• [Exercise directions]:
Nothing may be dropped or altered: reproduce all the data.

──────── Exercise input ────────

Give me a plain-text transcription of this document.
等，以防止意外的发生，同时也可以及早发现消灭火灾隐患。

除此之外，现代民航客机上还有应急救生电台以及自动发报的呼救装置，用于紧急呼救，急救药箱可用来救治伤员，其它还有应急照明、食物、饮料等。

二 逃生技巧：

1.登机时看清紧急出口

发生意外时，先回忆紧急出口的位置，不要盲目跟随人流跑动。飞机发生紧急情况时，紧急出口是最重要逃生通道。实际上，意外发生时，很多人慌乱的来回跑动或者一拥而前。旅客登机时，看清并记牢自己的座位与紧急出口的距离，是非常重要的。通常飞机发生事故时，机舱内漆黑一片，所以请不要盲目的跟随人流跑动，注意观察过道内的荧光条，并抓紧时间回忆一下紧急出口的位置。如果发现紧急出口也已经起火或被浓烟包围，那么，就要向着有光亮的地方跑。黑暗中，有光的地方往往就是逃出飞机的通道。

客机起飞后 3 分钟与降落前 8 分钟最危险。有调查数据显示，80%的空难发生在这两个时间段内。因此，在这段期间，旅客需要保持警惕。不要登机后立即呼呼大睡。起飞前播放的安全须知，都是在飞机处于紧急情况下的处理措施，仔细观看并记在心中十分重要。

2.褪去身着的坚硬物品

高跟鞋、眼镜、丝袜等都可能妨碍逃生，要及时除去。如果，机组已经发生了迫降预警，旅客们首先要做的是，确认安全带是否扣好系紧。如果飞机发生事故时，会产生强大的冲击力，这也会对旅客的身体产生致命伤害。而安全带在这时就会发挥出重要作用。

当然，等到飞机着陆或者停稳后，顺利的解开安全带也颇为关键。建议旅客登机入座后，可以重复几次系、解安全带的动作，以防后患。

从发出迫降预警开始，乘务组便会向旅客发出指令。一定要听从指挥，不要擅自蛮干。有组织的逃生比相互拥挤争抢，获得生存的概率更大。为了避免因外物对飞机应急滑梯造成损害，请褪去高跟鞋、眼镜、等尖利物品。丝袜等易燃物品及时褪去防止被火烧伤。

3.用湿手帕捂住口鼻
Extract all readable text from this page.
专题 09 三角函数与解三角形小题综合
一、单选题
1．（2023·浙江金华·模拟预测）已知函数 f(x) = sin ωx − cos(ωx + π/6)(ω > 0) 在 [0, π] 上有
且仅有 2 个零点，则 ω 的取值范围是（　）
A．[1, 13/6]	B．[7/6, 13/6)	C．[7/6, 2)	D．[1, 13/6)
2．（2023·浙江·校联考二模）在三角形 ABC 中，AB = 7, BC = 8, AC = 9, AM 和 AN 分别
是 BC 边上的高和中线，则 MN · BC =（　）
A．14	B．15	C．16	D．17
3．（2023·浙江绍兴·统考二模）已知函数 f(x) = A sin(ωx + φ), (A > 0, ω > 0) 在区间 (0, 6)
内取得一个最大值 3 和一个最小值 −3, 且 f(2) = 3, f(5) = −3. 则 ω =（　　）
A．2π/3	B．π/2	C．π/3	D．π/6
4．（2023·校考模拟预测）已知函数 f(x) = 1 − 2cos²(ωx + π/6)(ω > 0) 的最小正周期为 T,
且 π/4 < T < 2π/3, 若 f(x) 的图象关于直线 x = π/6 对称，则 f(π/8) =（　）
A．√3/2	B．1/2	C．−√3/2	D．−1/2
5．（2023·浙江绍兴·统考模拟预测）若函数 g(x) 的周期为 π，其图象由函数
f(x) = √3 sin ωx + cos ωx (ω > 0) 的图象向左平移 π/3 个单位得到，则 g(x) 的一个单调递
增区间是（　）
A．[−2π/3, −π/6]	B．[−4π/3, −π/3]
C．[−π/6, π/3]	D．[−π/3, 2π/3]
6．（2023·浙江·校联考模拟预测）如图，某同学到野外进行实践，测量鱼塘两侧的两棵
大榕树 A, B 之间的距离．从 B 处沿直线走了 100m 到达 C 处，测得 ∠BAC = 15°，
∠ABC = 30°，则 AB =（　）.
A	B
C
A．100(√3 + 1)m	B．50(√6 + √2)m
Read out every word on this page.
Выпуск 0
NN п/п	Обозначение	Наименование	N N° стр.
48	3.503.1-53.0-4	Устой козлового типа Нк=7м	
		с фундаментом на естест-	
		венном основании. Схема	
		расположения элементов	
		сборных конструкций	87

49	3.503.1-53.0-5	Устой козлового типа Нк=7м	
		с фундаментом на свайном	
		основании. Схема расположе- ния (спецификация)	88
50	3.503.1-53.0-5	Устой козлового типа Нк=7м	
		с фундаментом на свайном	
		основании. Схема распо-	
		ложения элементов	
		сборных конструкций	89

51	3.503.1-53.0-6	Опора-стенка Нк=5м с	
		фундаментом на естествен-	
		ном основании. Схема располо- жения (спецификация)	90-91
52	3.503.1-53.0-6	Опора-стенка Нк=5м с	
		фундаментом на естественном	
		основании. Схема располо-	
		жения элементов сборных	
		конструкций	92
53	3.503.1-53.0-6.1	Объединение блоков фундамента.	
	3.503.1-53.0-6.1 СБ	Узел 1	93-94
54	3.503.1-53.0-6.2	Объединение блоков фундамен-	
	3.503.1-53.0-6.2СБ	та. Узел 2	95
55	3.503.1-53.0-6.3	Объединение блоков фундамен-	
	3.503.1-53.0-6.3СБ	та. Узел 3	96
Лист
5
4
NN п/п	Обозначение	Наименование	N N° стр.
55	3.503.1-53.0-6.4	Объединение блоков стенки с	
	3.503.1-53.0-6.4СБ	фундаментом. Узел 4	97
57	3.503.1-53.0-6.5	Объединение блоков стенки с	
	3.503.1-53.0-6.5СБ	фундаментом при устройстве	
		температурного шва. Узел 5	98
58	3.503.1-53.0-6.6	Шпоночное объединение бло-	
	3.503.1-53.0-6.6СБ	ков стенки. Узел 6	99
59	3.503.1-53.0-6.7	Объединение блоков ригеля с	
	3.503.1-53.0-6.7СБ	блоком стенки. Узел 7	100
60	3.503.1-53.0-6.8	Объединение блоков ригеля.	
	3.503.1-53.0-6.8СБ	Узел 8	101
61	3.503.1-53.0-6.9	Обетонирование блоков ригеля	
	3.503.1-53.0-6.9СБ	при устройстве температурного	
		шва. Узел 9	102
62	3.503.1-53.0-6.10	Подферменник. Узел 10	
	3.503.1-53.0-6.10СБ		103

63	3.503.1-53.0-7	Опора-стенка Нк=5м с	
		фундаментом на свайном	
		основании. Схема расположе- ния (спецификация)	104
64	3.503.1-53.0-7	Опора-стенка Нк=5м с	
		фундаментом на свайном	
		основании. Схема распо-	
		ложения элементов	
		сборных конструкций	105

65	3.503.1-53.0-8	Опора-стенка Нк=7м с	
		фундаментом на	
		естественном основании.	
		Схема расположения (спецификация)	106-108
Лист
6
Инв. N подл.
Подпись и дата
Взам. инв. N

────────

• [Response to the task]:
Give me a plain-text transcription of this document.
等，以防止意外的发生，同时也可以及早发现消灭火灾隐患。

除此之外，现代民航客机上还有应急救生电台以及自动发报的呼救装置，用于紧急呼救，急救药箱可用来救治伤员，其它还有应急照明、食物、饮料等。

二 逃生技巧：

1.登机时看清紧急出口

发生意外时，先回忆紧急出口的位置，不要盲目跟随人流跑动。飞机发生紧急情况时，紧急出口是最重要逃生通道。实际上，意外发生时，很多人慌乱的来回跑动或者一拥而前。旅客登机时，看清并记牢自己的座位与紧急出口的距离，是非常重要的。通常飞机发生事故时，机舱内漆黑一片，所以请不要盲目的跟随人流跑动，注意观察过道内的荧光条，并抓紧时间回忆一下紧急出口的位置。如果发现紧急出口也已经起火或被浓烟包围，那么，就要向着有光亮的地方跑。黑暗中，有光的地方往往就是逃出飞机的通道。

客机起飞后 3 分钟与降落前 8 分钟最危险。有调查数据显示，80%的空难发生在这两个时间段内。因此，在这段期间，旅客需要保持警惕。不要登机后立即呼呼大睡。起飞前播放的安全须知，都是在飞机处于紧急情况下的处理措施，仔细观看并记在心中十分重要。

2.褪去身着的坚硬物品

高跟鞋、眼镜、丝袜等都可能妨碍逃生，要及时除去。如果，机组已经发生了迫降预警，旅客们首先要做的是，确认安全带是否扣好系紧。如果飞机发生事故时，会产生强大的冲击力，这也会对旅客的身体产生致命伤害。而安全带在这时就会发挥出重要作用。

当然，等到飞机着陆或者停稳后，顺利的解开安全带也颇为关键。建议旅客登机入座后，可以重复几次系、解安全带的动作，以防后患。

从发出迫降预警开始，乘务组便会向旅客发出指令。一定要听从指挥，不要擅自蛮干。有组织的逃生比相互拥挤争抢，获得生存的概率更大。为了避免因外物对飞机应急滑梯造成损害，请褪去高跟鞋、眼镜、等尖利物品。丝袜等易燃物品及时褪去防止被火烧伤。

3.用湿手帕捂住口鼻
Extract all readable text from this page.
专题 09 三角函数与解三角形小题综合
一、单选题
1．（2023·浙江金华·模拟预测）已知函数 f(x) = sin ωx − cos(ωx + π/6)(ω > 0) 在 [0, π] 上有
且仅有 2 个零点，则 ω 的取值范围是（　）
A．[1, 13/6]	B．[7/6, 13/6)	C．[7/6, 2)	D．[1, 13/6)
2．（2023·浙江·校联考二模）在三角形 ABC 中，AB = 7, BC = 8, AC = 9, AM 和 AN 分别
是 BC 边上的高和中线，则 MN · BC =（　）
A．14	B．15	C．16	D．17
3．（2023·浙江绍兴·统考二模）已知函数 f(x) = A sin(ωx + φ), (A > 0, ω > 0) 在区间 (0, 6)
内取得一个最大值 3 和一个最小值 −3, 且 f(2) = 3, f(5) = −3. 则 ω =（　　）
A．2π/3	B．π/2	C．π/3	D．π/6
4．（2023·校考模拟预测）已知函数 f(x) = 1 − 2cos²(ωx + π/6)(ω > 0) 的最小正周期为 T,
且 π/4 < T < 2π/3, 若 f(x) 的图象关于直线 x = π/6 对称，则 f(π/8) =（　）
A．√3/2	B．1/2	C．−√3/2	D．−1/2
5．（2023·浙江绍兴·统考模拟预测）若函数 g(x) 的周期为 π，其图象由函数
f(x) = √3 sin ωx + cos ωx (ω > 0) 的图象向左平移 π/3 个单位得到，则 g(x) 的一个单调递
增区间是（　）
A．[−2π/3, −π/6]	B．[−4π/3, −π/3]
C．[−π/6, π/3]	D．[−π/3, 2π/3]
6．（2023·浙江·校联考模拟预测）如图，某同学到野外进行实践，测量鱼塘两侧的两棵
大榕树 A, B 之间的距离．从 B 处沿直线走了 100m 到达 C 处，测得 ∠BAC = 15°，
∠ABC = 30°，则 AB =（　）.
A	B
C
A．100(√3 + 1)m	B．50(√6 + √2)m
Read out every word on this page.
Выпуск 0
NN п/п	Обозначение	Наименование	N N° стр.
48	3.503.1-53.0-4	Устой козлового типа Нк=7м	
		с фундаментом на естест-	
		венном основании. Схема	
		расположения элементов	
		сборных конструкций	87

49	3.503.1-53.0-5	Устой козлового типа Нк=7м	
		с фундаментом на свайном	
		основании. Схема расположе- ния (спецификация)	88
50	3.503.1-53.0-5	Устой козлового типа Нк=7м	
		с фундаментом на свайном	
		основании. Схема распо-	
		ложения элементов	
		сборных конструкций	89

51	3.503.1-53.0-6	Опора-стенка Нк=5м с	
		фундаментом на естествен-	
		ном основании. Схема располо- жения (спецификация)	90-91
52	3.503.1-53.0-6	Опора-стенка Нк=5м с	
		фундаментом на естественном	
		основании. Схема располо-	
		жения элементов сборных	
		конструкций	92
53	3.503.1-53.0-6.1	Объединение блоков фундамента.	
	3.503.1-53.0-6.1 СБ	Узел 1	93-94
54	3.503.1-53.0-6.2	Объединение блоков фундамен-	
	3.503.1-53.0-6.2СБ	та. Узел 2	95
55	3.503.1-53.0-6.3	Объединение блоков фундамен-	
	3.503.1-53.0-6.3СБ	та. Узел 3	96
Лист
5
4
NN п/п	Обозначение	Наименование	N N° стр.
55	3.503.1-53.0-6.4	Объединение блоков стенки с	
	3.503.1-53.0-6.4СБ	фундаментом. Узел 4	97
57	3.503.1-53.0-6.5	Объединение блоков стенки с	
	3.503.1-53.0-6.5СБ	фундаментом при устройстве	
		температурного шва. Узел 5	98
58	3.503.1-53.0-6.6	Шпоночное объединение бло-	
	3.503.1-53.0-6.6СБ	ков стенки. Узел 6	99
59	3.503.1-53.0-6.7	Объединение блоков ригеля с	
	3.503.1-53.0-6.7СБ	блоком стенки. Узел 7	100
60	3.503.1-53.0-6.8	Объединение блоков ригеля.	
	3.503.1-53.0-6.8СБ	Узел 8	101
61	3.503.1-53.0-6.9	Обетонирование блоков ригеля	
	3.503.1-53.0-6.9СБ	при устройстве температурного	
		шва. Узел 9	102
62	3.503.1-53.0-6.10	Подферменник. Узел 10	
	3.503.1-53.0-6.10СБ		103

63	3.503.1-53.0-7	Опора-стенка Нк=5м с	
		фундаментом на свайном	
		основании. Схема расположе- ния (спецификация)	104
64	3.503.1-53.0-7	Опора-стенка Нк=5м с	
		фундаментом на свайном	
		основании. Схема распо-	
		ложения элементов	
		сборных конструкций	105

65	3.503.1-53.0-8	Опора-стенка Нк=7м с	
		фундаментом на	
		естественном основании.	
		Схема расположения (спецификация)	106-108
Лист
6
Инв. N подл.
Подпись и дата
Взам. инв. N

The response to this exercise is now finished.